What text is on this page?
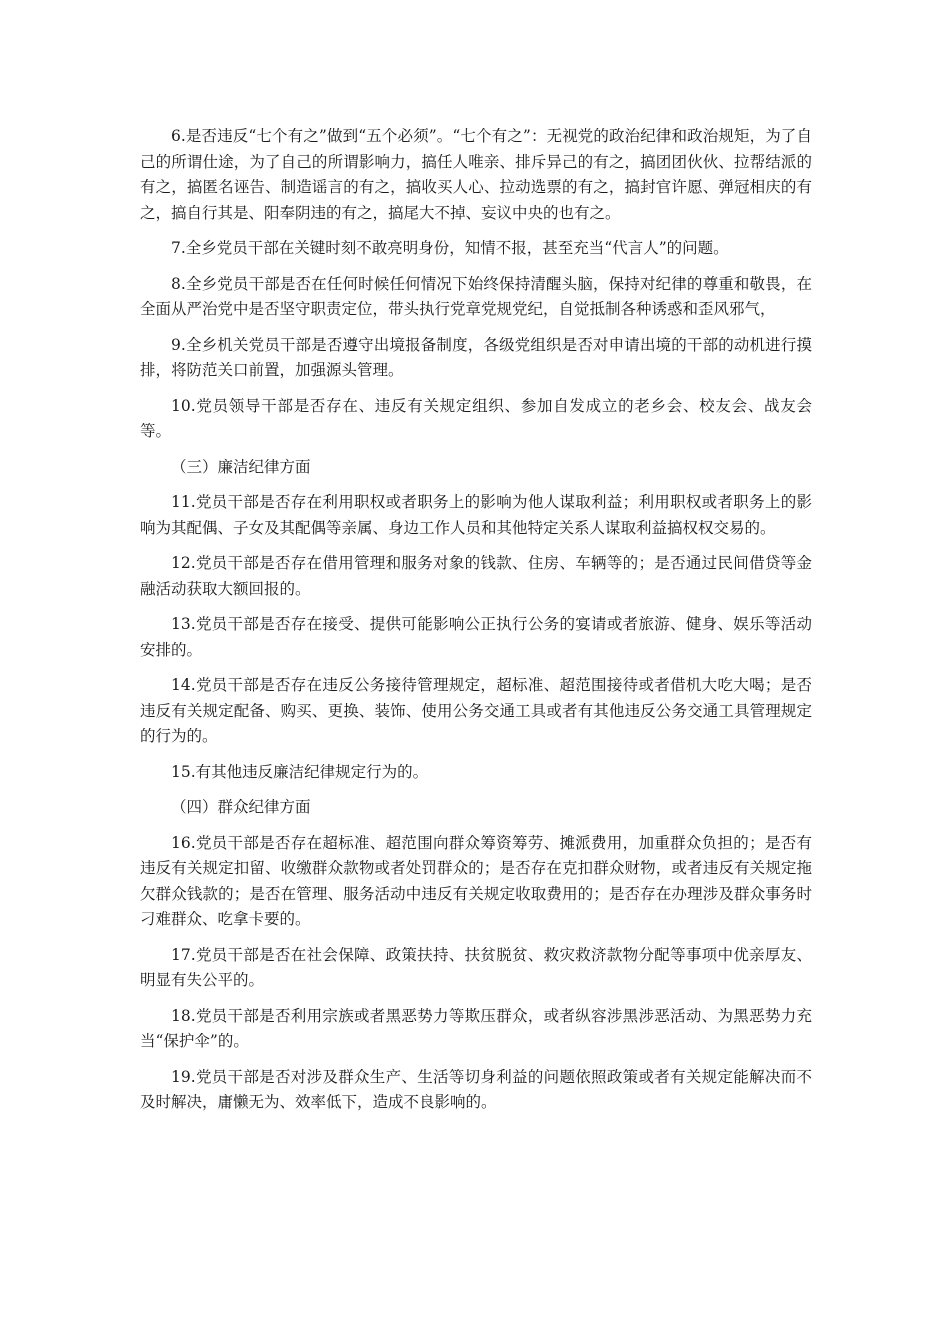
6.是否违反“七个有之”做到“五个必须”。“七个有之”：无视党的政治纪律和政治规矩，为了自己的所谓仕途，为了自己的所谓影响力，搞任人唯亲、排斥异己的有之，搞团团伙伙、拉帮结派的有之，搞匿名诬告、制造谣言的有之，搞收买人心、拉动选票的有之，搞封官许愿、弹冠相庆的有之，搞自行其是、阳奉阴违的有之，搞尾大不掉、妄议中央的也有之。

7.全乡党员干部在关键时刻不敢亮明身份，知情不报，甚至充当“代言人”的问题。

8.全乡党员干部是否在任何时候任何情况下始终保持清醒头脑，保持对纪律的尊重和敬畏，在全面从严治党中是否坚守职责定位，带头执行党章党规党纪，自觉抵制各种诱惑和歪风邪气，

9.全乡机关党员干部是否遵守出境报备制度，各级党组织是否对申请出境的干部的动机进行摸排，将防范关口前置，加强源头管理。

10.党员领导干部是否存在、违反有关规定组织、参加自发成立的老乡会、校友会、战友会等。

（三）廉洁纪律方面

11.党员干部是否存在利用职权或者职务上的影响为他人谋取利益；利用职权或者职务上的影响为其配偶、子女及其配偶等亲属、身边工作人员和其他特定关系人谋取利益搞权权交易的。

12.党员干部是否存在借用管理和服务对象的钱款、住房、车辆等的；是否通过民间借贷等金融活动获取大额回报的。

13.党员干部是否存在接受、提供可能影响公正执行公务的宴请或者旅游、健身、娱乐等活动安排的。

14.党员干部是否存在违反公务接待管理规定，超标准、超范围接待或者借机大吃大喝；是否违反有关规定配备、购买、更换、装饰、使用公务交通工具或者有其他违反公务交通工具管理规定的行为的。

15.有其他违反廉洁纪律规定行为的。

（四）群众纪律方面

16.党员干部是否存在超标准、超范围向群众筹资筹劳、摊派费用，加重群众负担的；是否有违反有关规定扣留、收缴群众款物或者处罚群众的；是否存在克扣群众财物，或者违反有关规定拖欠群众钱款的；是否在管理、服务活动中违反有关规定收取费用的；是否存在办理涉及群众事务时刁难群众、吃拿卡要的。

17.党员干部是否在社会保障、政策扶持、扶贫脱贫、救灾救济款物分配等事项中优亲厚友、明显有失公平的。

18.党员干部是否利用宗族或者黑恶势力等欺压群众，或者纵容涉黑涉恶活动、为黑恶势力充当“保护伞”的。

19.党员干部是否对涉及群众生产、生活等切身利益的问题依照政策或者有关规定能解决而不及时解决，庸懒无为、效率低下，造成不良影响的。
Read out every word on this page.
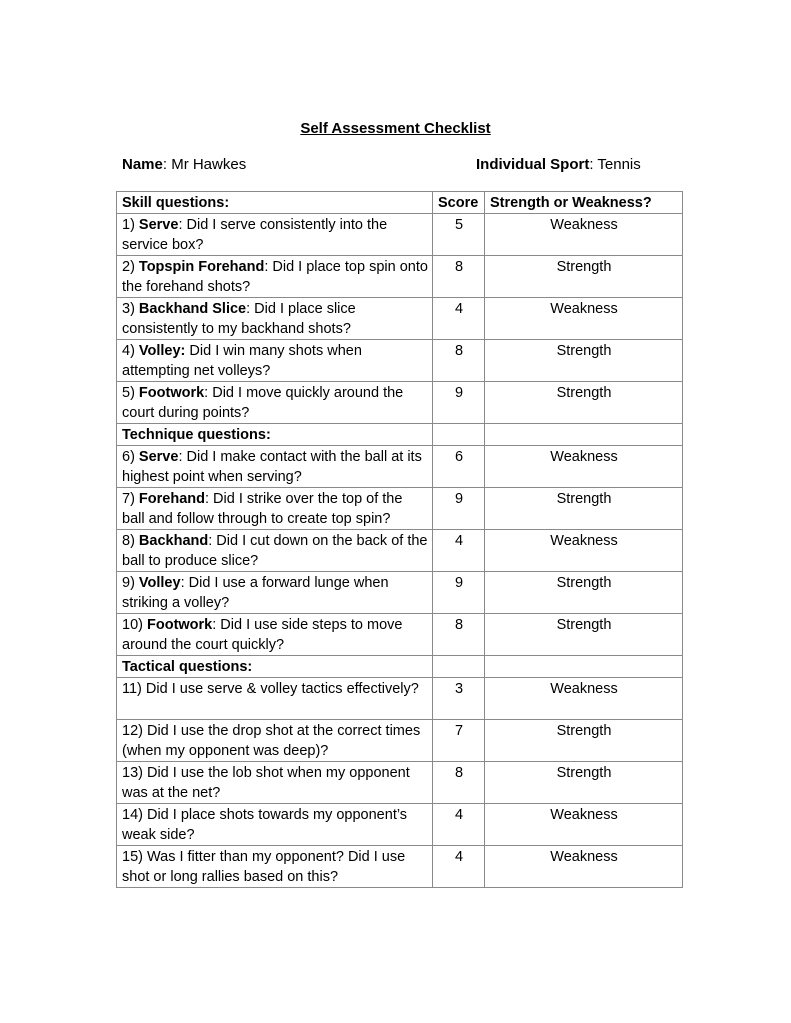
Self Assessment Checklist
Name: Mr Hawkes	Individual Sport: Tennis
Skill questions:	Score	Strength or Weakness?
1) Serve: Did I serve consistently into the service box?	5	Weakness
2) Topspin Forehand: Did I place top spin onto the forehand shots?	8	Strength
3) Backhand Slice: Did I place slice consistently to my backhand shots?	4	Weakness
4) Volley: Did I win many shots when attempting net volleys?	8	Strength
5) Footwork: Did I move quickly around the court during points?	9	Strength
Technique questions:		
6) Serve: Did I make contact with the ball at its highest point when serving?	6	Weakness
7) Forehand: Did I strike over the top of the ball and follow through to create top spin?	9	Strength
8) Backhand: Did I cut down on the back of the ball to produce slice?	4	Weakness
9) Volley: Did I use a forward lunge when striking a volley?	9	Strength
10) Footwork: Did I use side steps to move around the court quickly?	8	Strength
Tactical questions:		
11) Did I use serve & volley tactics effectively?	3	Weakness
12) Did I use the drop shot at the correct times (when my opponent was deep)?	7	Strength
13) Did I use the lob shot when my opponent was at the net?	8	Strength
14) Did I place shots towards my opponent’s weak side?	4	Weakness
15) Was I fitter than my opponent? Did I use shot or long rallies based on this?	4	Weakness
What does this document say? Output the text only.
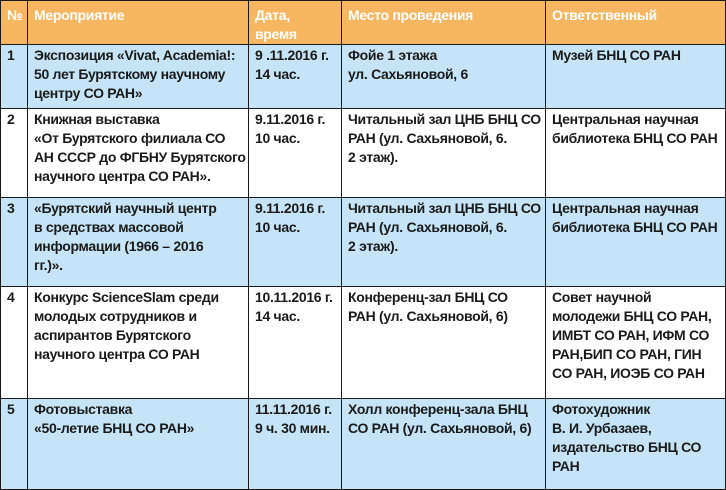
№	Мероприятие	Дата, время	Место проведения	Ответственный
1	Экспозиция «Vivat, Academia!:
50 лет Бурятскому научному
центру СО РАН»	9 .11.2016 г.
14 час.	Фойе 1 этажа
ул. Сахьяновой, 6	Музей БНЦ СО РАН

2	Книжная выставка
«От Бурятского филиала СО
АН СССР до ФГБНУ Бурятского
научного центра СО РАН».	9.11.2016 г.
10 час.	Читальный зал ЦНБ БНЦ СО
РАН (ул. Сахьяновой, 6.
2 этаж).	Центральная научная
библиотека БНЦ СО РАН

3	«Бурятский научный центр
в средствах массовой
информации (1966 – 2016
гг.)».	9.11.2016 г.
10 час.	Читальный зал ЦНБ БНЦ СО
РАН (ул. Сахьяновой, 6.
2 этаж).	Центральная научная
библиотека БНЦ СО РАН

4	Конкурс ScienceSlam среди
молодых сотрудников и
аспирантов Бурятского
научного центра СО РАН	10.11.2016 г.
14 час.	Конференц-зал БНЦ СО
РАН (ул. Сахьяновой, 6)	Совет научной
молодежи БНЦ СО РАН,
ИМБТ СО РАН, ИФМ СО
РАН,БИП СО РАН, ГИН
СО РАН, ИОЭБ СО РАН

5	Фотовыставка
«50-летие БНЦ СО РАН»	11.11.2016 г.
9 ч. 30 мин.	Холл конференц-зала БНЦ
СО РАН (ул. Сахьяновой, 6)	Фотохудожник
В. И. Урбазаев,
издательство БНЦ СО
РАН
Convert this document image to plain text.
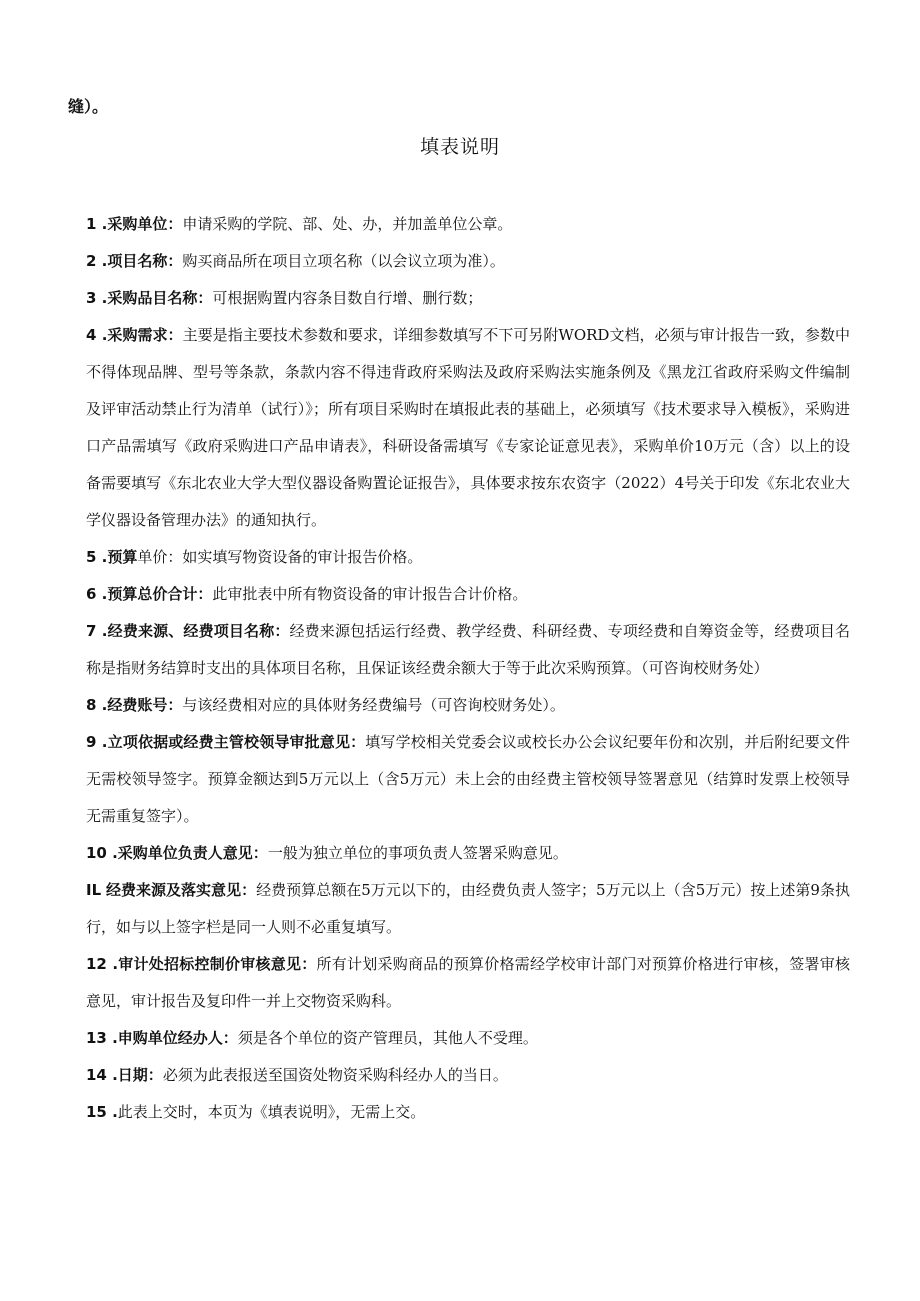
缝）。
填表说明

1 .采购单位：申请采购的学院、部、处、办，并加盖单位公章。

2 .项目名称：购买商品所在项目立项名称（以会议立项为准）。

3 .采购品目名称：可根据购置内容条目数自行增、删行数；

4 .采购需求：主要是指主要技术参数和要求，详细参数填写不下可另附WORD文档，必须与审计报告一致，参数中不得体现品牌、型号等条款，条款内容不得违背政府采购法及政府采购法实施条例及《黑龙江省政府采购文件编制及评审活动禁止行为清单（试行）》；所有项目采购时在填报此表的基础上，必须填写《技术要求导入模板》，采购进口产品需填写《政府采购进口产品申请表》，科研设备需填写《专家论证意见表》，采购单价10万元（含）以上的设备需要填写《东北农业大学大型仪器设备购置论证报告》，具体要求按东农资字（2022）4号关于印发《东北农业大学仪器设备管理办法》的通知执行。

5 .预算单价：如实填写物资设备的审计报告价格。

6 .预算总价合计：此审批表中所有物资设备的审计报告合计价格。

7 .经费来源、经费项目名称：经费来源包括运行经费、教学经费、科研经费、专项经费和自筹资金等，经费项目名称是指财务结算时支出的具体项目名称，且保证该经费余额大于等于此次采购预算。（可咨询校财务处）

8 .经费账号：与该经费相对应的具体财务经费编号（可咨询校财务处）。

9 .立项依据或经费主管校领导审批意见：填写学校相关党委会议或校长办公会议纪要年份和次别，并后附纪要文件无需校领导签字。预算金额达到5万元以上（含5万元）未上会的由经费主管校领导签署意见（结算时发票上校领导无需重复签字）。

10 .采购单位负责人意见：一般为独立单位的事项负责人签署采购意见。

IL 经费来源及落实意见：经费预算总额在5万元以下的，由经费负责人签字；5万元以上（含5万元）按上述第9条执行，如与以上签字栏是同一人则不必重复填写。

12 .审计处招标控制价审核意见：所有计划采购商品的预算价格需经学校审计部门对预算价格进行审核，签署审核意见，审计报告及复印件一并上交物资采购科。

13 .申购单位经办人：须是各个单位的资产管理员，其他人不受理。

14 .日期：必须为此表报送至国资处物资采购科经办人的当日。

15 .此表上交时，本页为《填表说明》，无需上交。
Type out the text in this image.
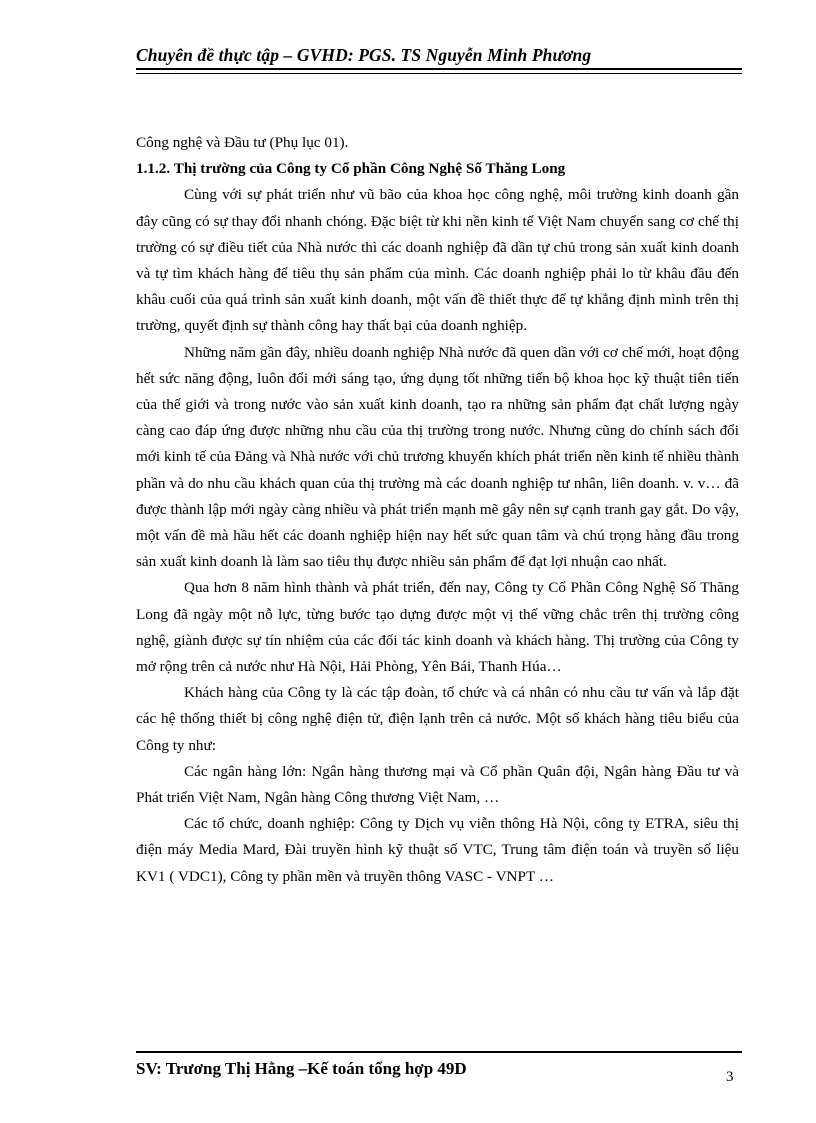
Chuyên đề thực tập – GVHD: PGS. TS Nguyễn Minh Phương

Công nghệ và Đầu tư (Phụ lục 01).

1.1.2. Thị trường của Công ty Cổ phần Công Nghệ Số Thăng Long

Cùng với sự phát triển như vũ bão của khoa học công nghệ, môi trường kinh doanh gần đây cũng có sự thay đổi nhanh chóng. Đặc biệt từ khi nền kinh tế Việt Nam chuyển sang cơ chế thị trường có sự điều tiết của Nhà nước thì các doanh nghiệp đã dần tự chủ trong sản xuất kinh doanh và tự tìm khách hàng để tiêu thụ sản phẩm của mình. Các doanh nghiệp phải lo từ khâu đầu đến khâu cuối của quá trình sản xuất kinh doanh, một vấn đề thiết thực để tự khẳng định mình trên thị trường, quyết định sự thành công hay thất bại của doanh nghiệp.

Những năm gần đây, nhiều doanh nghiệp Nhà nước đã quen dần với cơ chế mới, hoạt động hết sức năng động, luôn đổi mới sáng tạo, ứng dụng tốt những tiến bộ khoa học kỹ thuật tiên tiến của thế giới và trong nước vào sản xuất kinh doanh, tạo ra những sản phẩm đạt chất lượng ngày càng cao đáp ứng được những nhu cầu của thị trường trong nước. Nhưng cũng do chính sách đổi mới kinh tế của Đảng và Nhà nước với chủ trương khuyến khích phát triển nền kinh tế nhiều thành phần và do nhu cầu khách quan của thị trường mà các doanh nghiệp tư nhân, liên doanh. v. v… đã được thành lập mới ngày càng nhiều và phát triển mạnh mẽ gây nên sự cạnh tranh gay gắt. Do vậy, một vấn đề mà hầu hết các doanh nghiệp hiện nay hết sức quan tâm và chú trọng hàng đầu trong sản xuất kinh doanh là làm sao tiêu thụ được nhiều sản phẩm để đạt lợi nhuận cao nhất.

Qua hơn 8 năm hình thành và phát triển, đến nay, Công ty Cổ Phần Công Nghệ Số Thăng Long đã ngày một nỗ lực, từng bước tạo dựng được một vị thế vững chắc trên thị trường công nghệ, giành được sự tín nhiệm của các đối tác kinh doanh và khách hàng. Thị trường của Công ty mở rộng trên cả nước như Hà Nội, Hải Phòng, Yên Bái, Thanh Húa…

Khách hàng của Công ty là các tập đoàn, tổ chức và cá nhân có nhu cầu tư vấn và lắp đặt các hệ thống thiết bị công nghệ điện tử, điện lạnh trên cả nước. Một số khách hàng tiêu biểu của Công ty như:

Các ngân hàng lớn: Ngân hàng thương mại và Cổ phần Quân đội, Ngân hàng Đầu tư và Phát triển Việt Nam, Ngân hàng Công thương Việt Nam, …

Các tổ chức, doanh nghiệp: Công ty Dịch vụ viễn thông Hà Nội, công ty ETRA, siêu thị điện máy Media Mard, Đài truyền hình kỹ thuật số VTC, Trung tâm điện toán và truyền số liệu KV1 ( VDC1), Công ty phần mền và truyền thông VASC - VNPT …

SV: Trương Thị Hằng –Kế toán tổng hợp 49D	3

★ ★ ★ ★

■ **Requirement**
What is the number of lines in the records that contain the word "around"? Answer with the number and nothing else.

■ **The response**
2